§ Supplied records:

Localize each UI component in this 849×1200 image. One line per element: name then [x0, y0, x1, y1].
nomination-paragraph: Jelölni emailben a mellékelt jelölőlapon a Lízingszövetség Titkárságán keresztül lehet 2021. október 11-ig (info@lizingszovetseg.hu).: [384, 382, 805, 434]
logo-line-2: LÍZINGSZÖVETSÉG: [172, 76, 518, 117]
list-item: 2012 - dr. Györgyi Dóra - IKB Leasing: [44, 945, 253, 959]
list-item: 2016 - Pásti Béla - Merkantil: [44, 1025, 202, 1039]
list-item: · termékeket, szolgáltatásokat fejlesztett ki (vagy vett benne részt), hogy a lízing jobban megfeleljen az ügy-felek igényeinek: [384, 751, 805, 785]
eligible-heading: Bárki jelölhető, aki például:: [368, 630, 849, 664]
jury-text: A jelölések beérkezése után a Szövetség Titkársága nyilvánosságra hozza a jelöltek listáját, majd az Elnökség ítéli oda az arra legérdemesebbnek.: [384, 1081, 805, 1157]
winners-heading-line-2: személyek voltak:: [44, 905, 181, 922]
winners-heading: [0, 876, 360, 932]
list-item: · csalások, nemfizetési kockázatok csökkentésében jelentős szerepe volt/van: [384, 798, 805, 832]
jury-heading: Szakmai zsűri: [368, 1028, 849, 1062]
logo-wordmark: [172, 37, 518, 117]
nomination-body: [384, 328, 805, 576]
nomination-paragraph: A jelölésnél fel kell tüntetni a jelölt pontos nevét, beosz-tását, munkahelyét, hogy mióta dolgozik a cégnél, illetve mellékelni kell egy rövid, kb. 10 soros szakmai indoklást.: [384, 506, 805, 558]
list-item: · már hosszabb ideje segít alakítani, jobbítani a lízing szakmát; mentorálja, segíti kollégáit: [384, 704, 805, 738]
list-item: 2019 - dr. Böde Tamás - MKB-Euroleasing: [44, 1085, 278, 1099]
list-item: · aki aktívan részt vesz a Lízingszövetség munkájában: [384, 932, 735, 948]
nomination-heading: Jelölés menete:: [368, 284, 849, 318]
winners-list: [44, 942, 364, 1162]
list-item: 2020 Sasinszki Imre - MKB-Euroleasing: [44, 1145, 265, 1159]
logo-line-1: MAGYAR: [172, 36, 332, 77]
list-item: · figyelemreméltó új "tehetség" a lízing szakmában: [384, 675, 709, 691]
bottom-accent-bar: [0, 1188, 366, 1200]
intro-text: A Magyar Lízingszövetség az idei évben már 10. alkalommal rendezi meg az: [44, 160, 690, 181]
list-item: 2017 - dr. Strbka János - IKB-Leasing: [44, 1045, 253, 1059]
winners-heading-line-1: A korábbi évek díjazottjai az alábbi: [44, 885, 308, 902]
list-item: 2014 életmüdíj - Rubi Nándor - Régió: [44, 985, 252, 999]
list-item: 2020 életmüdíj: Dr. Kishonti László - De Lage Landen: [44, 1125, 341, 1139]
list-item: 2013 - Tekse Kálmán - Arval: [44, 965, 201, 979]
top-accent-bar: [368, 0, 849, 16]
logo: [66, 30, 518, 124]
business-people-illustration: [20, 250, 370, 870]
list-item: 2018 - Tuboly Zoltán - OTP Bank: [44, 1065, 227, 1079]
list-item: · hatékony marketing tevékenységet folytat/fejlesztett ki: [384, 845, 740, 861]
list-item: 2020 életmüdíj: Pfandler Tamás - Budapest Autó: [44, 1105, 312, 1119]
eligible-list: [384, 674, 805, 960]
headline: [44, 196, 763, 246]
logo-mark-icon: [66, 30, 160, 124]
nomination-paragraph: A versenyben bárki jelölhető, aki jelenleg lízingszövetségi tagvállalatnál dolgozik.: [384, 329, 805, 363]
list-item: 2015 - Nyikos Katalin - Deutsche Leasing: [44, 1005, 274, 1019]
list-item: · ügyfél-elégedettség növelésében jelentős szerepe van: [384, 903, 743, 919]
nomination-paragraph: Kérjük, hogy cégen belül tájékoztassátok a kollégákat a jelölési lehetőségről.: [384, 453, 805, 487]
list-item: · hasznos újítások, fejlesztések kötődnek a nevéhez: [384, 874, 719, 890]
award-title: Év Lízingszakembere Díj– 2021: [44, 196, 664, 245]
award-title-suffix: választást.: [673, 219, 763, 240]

§ What is needed: Reproduce the data from its first line through the line containing "list-item: · csalások, nemfizetési", inclusive, substituting "Merkantil Bank" for "Merkantil" and leaving everything else unchanged. Return only those lines.

§ Result:
Localize each UI component in this 849×1200 image. One line per element: name then [x0, y0, x1, y1].
nomination-paragraph: Jelölni emailben a mellékelt jelölőlapon a Lízingszövetség Titkárságán keresztül lehet 2021. október 11-ig (info@lizingszovetseg.hu).: [384, 382, 805, 434]
logo-line-2: LÍZINGSZÖVETSÉG: [172, 76, 518, 117]
list-item: 2012 - dr. Györgyi Dóra - IKB Leasing: [44, 945, 253, 959]
list-item: 2016 - Pásti Béla - Merkantil Bank: [44, 1025, 202, 1039]
list-item: · termékeket, szolgáltatásokat fejlesztett ki (vagy vett benne részt), hogy a lízing jobban megfeleljen az ügy-felek igényeinek: [384, 751, 805, 785]
eligible-heading: Bárki jelölhető, aki például:: [368, 630, 849, 664]
jury-text: A jelölések beérkezése után a Szövetség Titkársága nyilvánosságra hozza a jelöltek listáját, majd az Elnökség ítéli oda az arra legérdemesebbnek.: [384, 1081, 805, 1157]
winners-heading-line-2: személyek voltak:: [44, 905, 181, 922]
winners-heading: [0, 876, 360, 932]
list-item: · csalások, nemfizetési kockázatok csökkentésében jelentős szerepe volt/van: [384, 798, 805, 832]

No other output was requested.